EXERCISE REQUIREMENTS ▸ Look over the lines below. Report each one that includes the string "this".

*** RECORD EXCERPTS ***

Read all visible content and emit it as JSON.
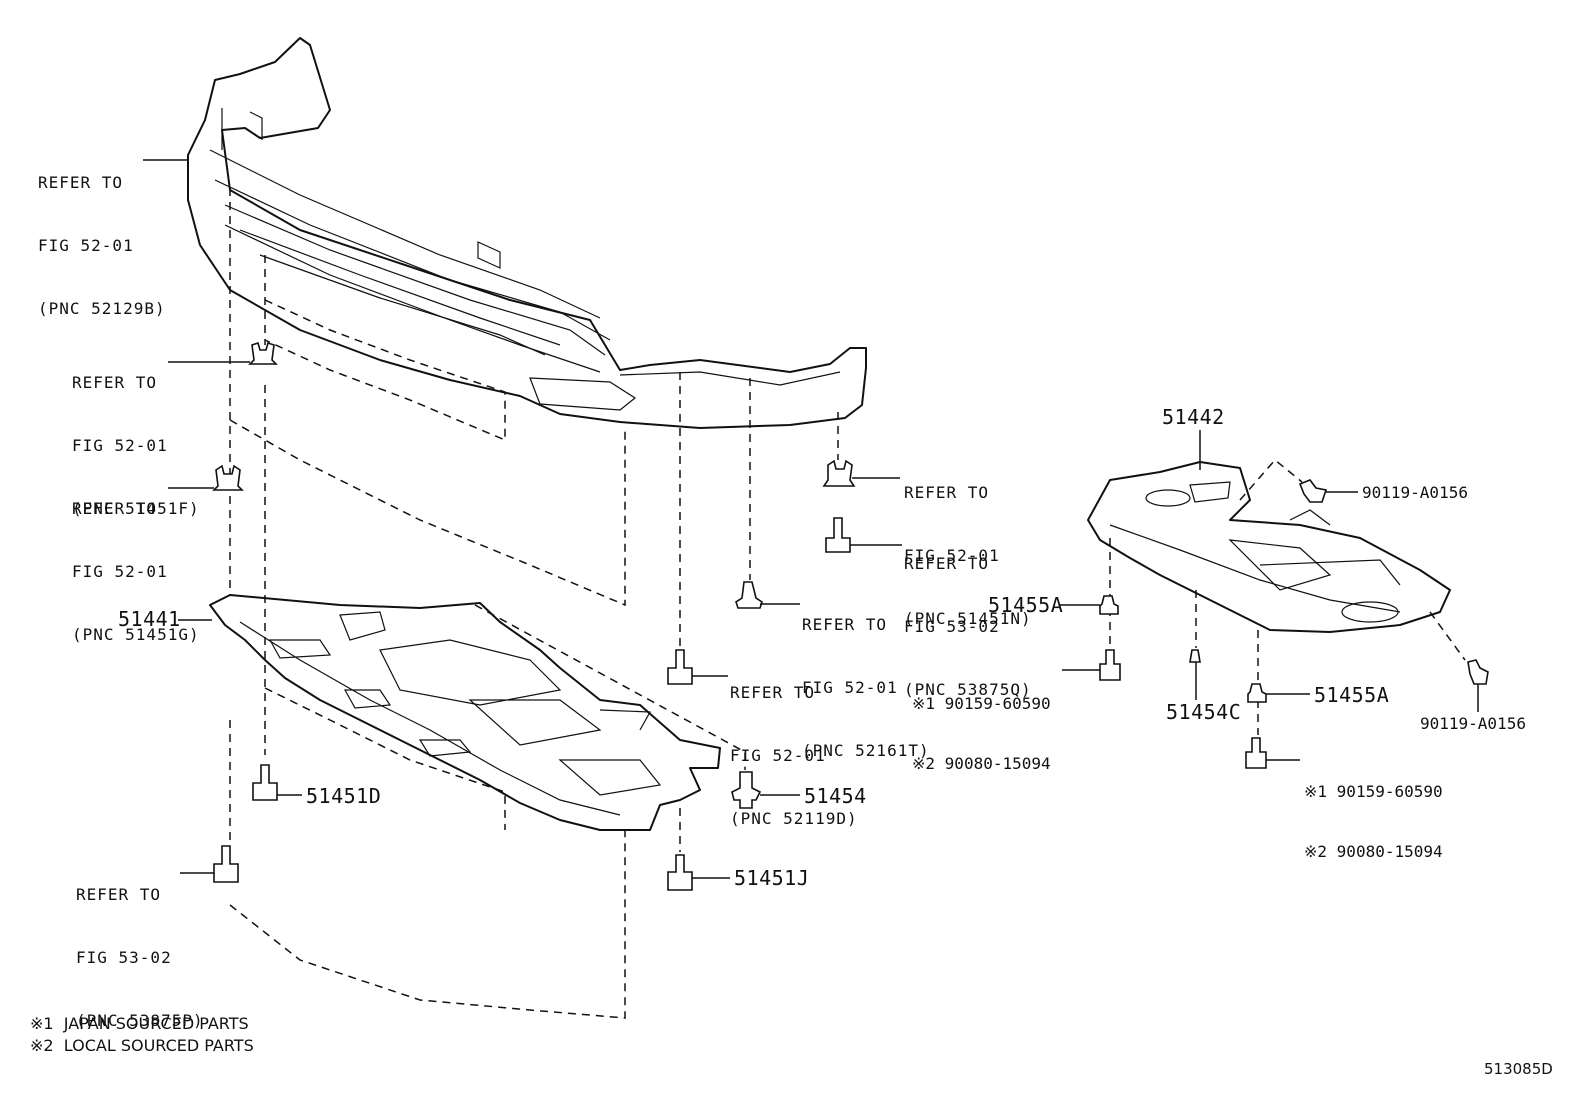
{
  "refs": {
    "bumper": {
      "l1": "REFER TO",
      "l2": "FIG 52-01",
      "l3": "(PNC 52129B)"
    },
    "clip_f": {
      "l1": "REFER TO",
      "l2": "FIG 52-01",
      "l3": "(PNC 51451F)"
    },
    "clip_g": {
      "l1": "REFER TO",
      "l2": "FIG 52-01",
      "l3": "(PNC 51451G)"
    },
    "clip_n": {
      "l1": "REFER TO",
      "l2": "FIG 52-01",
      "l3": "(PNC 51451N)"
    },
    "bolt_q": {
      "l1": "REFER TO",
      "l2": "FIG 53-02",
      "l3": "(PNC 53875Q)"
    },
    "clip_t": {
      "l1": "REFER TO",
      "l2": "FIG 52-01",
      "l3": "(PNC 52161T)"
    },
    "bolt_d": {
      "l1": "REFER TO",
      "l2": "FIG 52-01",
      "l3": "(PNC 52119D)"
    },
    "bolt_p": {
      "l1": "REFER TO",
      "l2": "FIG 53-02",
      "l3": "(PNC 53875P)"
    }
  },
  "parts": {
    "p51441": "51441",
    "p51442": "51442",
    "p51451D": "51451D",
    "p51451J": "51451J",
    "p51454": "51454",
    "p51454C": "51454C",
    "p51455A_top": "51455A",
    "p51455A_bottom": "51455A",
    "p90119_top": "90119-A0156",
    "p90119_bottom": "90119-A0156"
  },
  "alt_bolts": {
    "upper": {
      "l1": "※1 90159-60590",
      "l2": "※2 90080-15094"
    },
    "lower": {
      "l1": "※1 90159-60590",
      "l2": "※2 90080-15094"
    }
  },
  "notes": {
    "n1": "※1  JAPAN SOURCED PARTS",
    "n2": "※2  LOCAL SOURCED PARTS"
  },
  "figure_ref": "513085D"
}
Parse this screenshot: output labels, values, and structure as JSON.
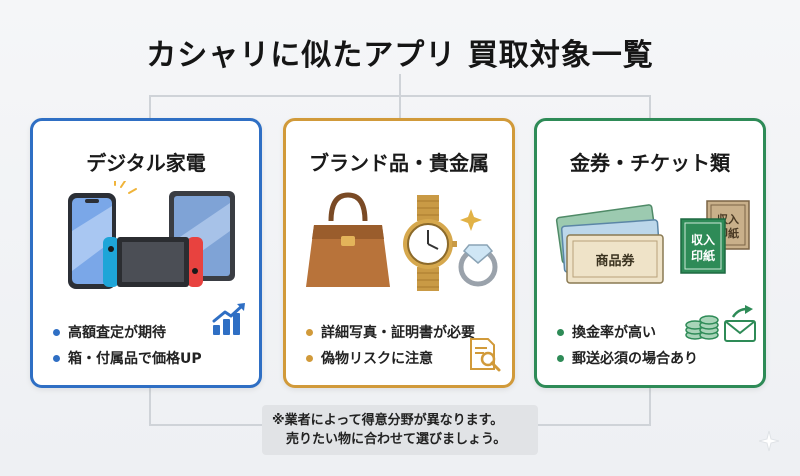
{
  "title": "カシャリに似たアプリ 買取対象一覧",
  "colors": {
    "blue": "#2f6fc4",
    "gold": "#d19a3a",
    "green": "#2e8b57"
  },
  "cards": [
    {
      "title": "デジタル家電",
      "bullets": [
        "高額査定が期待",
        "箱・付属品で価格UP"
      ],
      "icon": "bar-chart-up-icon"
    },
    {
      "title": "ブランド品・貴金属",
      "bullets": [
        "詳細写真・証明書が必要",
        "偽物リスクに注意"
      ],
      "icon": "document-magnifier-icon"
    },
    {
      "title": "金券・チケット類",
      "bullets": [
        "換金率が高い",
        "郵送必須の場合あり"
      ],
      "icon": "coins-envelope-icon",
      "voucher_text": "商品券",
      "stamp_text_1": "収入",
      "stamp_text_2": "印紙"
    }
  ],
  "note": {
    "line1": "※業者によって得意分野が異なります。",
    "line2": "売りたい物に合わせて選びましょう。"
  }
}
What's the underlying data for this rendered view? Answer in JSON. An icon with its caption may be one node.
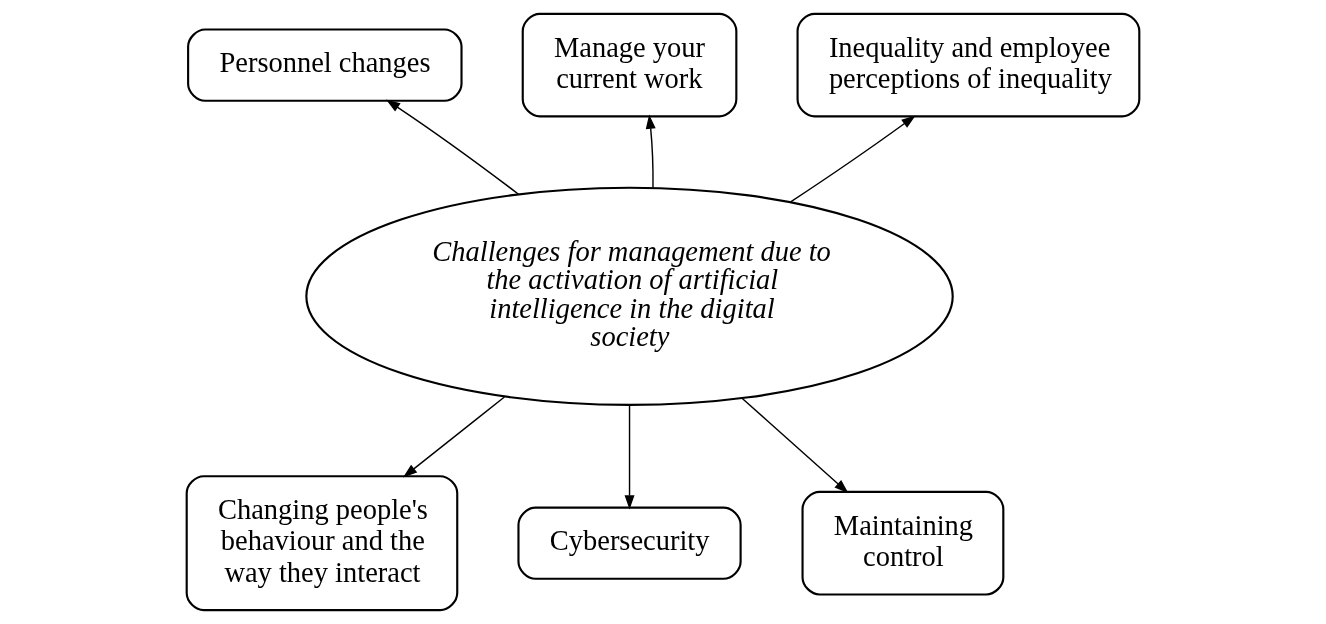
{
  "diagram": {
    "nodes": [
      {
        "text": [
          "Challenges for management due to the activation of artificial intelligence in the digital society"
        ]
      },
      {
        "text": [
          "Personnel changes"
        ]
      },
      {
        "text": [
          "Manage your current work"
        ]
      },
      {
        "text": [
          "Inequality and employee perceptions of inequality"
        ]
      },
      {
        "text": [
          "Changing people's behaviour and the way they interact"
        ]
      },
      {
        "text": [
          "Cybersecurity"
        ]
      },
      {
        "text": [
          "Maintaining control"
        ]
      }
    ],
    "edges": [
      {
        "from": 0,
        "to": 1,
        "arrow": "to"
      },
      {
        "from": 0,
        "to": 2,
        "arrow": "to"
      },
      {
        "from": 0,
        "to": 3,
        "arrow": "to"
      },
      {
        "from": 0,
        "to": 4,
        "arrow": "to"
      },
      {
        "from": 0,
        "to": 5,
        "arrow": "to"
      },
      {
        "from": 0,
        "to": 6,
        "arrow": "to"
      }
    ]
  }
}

***

REPLY TO THE TASK ▸
Parse this screenshot: output labels, values, and structure as JSON.
What's the underlying data for this rendered view? Answer in JSON. An icon with its caption may be one node.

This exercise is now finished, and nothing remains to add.